--- The task ---
The answer must consist of every line in the records that contains the word "Copy".

--- Records supplied ---

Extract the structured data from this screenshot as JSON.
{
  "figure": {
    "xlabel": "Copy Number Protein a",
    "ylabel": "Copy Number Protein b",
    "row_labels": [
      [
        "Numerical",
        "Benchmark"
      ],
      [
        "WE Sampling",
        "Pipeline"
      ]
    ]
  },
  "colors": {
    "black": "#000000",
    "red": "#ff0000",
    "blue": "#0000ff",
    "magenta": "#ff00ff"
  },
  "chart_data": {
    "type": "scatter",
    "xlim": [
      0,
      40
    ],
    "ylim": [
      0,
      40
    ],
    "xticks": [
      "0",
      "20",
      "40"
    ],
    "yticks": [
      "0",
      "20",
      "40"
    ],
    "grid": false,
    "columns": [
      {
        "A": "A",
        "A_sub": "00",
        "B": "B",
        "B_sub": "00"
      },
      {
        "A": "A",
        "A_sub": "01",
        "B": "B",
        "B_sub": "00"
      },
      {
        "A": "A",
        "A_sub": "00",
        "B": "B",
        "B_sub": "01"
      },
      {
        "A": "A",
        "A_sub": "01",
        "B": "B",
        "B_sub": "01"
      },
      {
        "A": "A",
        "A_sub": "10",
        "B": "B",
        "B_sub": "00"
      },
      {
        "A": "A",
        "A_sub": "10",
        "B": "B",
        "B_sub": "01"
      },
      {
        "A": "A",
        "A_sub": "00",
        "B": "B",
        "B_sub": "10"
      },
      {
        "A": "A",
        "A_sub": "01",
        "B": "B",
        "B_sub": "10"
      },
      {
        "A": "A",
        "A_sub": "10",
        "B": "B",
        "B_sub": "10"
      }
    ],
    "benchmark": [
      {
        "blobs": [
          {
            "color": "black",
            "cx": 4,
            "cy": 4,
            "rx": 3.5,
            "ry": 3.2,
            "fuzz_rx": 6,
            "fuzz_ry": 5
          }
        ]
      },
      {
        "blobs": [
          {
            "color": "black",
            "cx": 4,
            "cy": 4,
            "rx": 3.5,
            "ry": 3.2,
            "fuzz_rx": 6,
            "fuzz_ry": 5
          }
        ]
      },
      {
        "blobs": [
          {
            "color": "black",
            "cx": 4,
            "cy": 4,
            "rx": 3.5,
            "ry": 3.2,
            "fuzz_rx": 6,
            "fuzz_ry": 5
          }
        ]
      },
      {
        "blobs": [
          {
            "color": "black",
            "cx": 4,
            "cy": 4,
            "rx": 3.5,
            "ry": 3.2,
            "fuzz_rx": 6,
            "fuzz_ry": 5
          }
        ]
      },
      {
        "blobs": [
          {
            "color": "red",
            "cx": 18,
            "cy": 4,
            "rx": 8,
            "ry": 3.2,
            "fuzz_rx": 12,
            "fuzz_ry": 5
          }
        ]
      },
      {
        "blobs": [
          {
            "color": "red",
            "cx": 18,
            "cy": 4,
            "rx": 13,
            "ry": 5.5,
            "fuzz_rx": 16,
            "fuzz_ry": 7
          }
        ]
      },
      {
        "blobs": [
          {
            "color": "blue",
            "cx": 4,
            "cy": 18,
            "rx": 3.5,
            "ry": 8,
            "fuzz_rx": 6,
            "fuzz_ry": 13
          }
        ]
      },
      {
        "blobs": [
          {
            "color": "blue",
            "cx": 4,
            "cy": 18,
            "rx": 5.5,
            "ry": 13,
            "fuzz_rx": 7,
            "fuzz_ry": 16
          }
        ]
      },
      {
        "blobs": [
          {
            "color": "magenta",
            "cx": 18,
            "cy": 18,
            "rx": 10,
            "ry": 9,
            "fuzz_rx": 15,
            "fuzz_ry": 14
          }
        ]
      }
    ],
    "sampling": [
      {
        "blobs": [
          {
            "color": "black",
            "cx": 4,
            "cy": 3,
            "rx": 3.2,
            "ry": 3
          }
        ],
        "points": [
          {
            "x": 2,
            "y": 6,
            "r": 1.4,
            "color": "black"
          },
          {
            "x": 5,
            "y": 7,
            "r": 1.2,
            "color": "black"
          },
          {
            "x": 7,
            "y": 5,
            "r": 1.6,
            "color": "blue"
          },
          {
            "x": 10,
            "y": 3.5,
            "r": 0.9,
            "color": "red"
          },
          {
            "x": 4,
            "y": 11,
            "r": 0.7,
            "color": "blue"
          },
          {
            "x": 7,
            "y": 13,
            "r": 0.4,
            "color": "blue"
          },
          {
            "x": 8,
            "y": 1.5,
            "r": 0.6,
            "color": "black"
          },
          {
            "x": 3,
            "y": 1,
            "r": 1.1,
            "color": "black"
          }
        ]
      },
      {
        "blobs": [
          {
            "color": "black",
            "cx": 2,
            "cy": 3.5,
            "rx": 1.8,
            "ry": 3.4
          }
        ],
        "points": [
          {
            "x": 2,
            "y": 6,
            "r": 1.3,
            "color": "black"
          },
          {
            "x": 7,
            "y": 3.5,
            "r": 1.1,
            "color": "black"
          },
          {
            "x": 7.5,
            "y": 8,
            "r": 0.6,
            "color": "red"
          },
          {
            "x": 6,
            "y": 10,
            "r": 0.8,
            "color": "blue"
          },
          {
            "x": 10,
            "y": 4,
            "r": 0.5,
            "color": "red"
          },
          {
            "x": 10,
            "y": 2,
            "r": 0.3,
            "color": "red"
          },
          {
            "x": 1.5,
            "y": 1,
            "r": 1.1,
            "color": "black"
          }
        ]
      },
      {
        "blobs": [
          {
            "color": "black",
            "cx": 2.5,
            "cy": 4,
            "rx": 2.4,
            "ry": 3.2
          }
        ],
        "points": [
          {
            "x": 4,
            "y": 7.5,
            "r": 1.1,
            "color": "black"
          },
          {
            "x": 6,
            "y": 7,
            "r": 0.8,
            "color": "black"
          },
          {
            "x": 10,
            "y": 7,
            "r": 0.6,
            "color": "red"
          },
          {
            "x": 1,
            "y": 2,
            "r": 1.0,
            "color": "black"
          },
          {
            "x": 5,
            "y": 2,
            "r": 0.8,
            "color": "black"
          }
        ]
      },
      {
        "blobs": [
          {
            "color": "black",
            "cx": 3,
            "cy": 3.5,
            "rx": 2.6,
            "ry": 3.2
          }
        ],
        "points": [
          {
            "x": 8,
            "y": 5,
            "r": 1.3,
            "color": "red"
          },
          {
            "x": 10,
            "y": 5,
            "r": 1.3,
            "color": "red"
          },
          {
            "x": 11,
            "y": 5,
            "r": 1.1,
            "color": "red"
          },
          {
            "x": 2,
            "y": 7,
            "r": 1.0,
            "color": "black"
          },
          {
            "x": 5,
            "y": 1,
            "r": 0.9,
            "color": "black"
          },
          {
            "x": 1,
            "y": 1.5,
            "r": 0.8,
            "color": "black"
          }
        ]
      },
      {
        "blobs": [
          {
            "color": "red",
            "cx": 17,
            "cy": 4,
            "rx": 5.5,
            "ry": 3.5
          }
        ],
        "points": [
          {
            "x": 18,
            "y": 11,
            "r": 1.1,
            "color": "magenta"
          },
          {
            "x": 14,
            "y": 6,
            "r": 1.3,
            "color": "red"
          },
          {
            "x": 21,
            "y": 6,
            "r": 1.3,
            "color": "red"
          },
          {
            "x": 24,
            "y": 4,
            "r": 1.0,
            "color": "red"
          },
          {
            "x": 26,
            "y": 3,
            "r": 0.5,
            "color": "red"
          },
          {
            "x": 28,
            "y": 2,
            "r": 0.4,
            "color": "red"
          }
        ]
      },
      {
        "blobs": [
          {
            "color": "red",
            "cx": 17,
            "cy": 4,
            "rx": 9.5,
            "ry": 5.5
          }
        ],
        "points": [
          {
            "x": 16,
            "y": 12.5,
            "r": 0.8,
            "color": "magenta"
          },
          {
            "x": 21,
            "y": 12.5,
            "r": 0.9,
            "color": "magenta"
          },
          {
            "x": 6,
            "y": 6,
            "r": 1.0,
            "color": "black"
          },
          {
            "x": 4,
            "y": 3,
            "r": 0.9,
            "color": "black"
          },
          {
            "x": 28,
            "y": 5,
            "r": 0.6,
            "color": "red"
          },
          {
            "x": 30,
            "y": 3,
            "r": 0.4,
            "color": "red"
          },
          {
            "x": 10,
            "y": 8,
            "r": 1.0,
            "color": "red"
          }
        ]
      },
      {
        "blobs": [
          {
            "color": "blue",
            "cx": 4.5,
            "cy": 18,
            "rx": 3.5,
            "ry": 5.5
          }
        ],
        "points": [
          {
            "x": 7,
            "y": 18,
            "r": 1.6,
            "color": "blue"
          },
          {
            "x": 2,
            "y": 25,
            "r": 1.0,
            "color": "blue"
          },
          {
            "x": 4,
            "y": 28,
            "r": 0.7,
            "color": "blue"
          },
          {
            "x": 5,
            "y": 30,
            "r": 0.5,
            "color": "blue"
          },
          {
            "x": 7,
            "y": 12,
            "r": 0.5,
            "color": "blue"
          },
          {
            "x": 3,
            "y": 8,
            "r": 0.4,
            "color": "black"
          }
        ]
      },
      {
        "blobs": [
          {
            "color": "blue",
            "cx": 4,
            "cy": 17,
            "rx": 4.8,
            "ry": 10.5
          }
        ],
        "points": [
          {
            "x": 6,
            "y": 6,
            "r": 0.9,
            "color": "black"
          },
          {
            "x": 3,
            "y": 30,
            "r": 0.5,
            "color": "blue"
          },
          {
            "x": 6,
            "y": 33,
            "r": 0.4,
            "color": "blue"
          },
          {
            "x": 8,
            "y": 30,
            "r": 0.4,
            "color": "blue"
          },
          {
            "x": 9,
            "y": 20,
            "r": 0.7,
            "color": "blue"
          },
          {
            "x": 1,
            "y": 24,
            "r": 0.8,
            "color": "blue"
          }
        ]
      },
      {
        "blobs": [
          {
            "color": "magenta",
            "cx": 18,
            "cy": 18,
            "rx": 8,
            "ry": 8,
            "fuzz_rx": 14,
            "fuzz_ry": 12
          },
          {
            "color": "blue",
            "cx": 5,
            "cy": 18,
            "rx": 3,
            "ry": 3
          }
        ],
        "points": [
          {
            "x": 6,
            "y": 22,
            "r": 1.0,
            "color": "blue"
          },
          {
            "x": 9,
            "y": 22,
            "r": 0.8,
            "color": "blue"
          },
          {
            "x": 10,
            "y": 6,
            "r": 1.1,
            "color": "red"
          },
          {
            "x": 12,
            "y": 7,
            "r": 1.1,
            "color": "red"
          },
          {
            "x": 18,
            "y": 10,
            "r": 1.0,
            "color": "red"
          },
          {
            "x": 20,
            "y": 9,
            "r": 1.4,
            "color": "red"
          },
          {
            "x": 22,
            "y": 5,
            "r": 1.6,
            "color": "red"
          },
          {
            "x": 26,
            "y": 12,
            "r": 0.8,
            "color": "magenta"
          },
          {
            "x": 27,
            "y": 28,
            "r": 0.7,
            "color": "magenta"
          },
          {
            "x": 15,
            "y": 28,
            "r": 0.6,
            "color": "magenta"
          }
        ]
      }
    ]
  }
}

--- Output ---
    "xlabel": "Copy Number Protein a",
    "ylabel": "Copy Number Protein b",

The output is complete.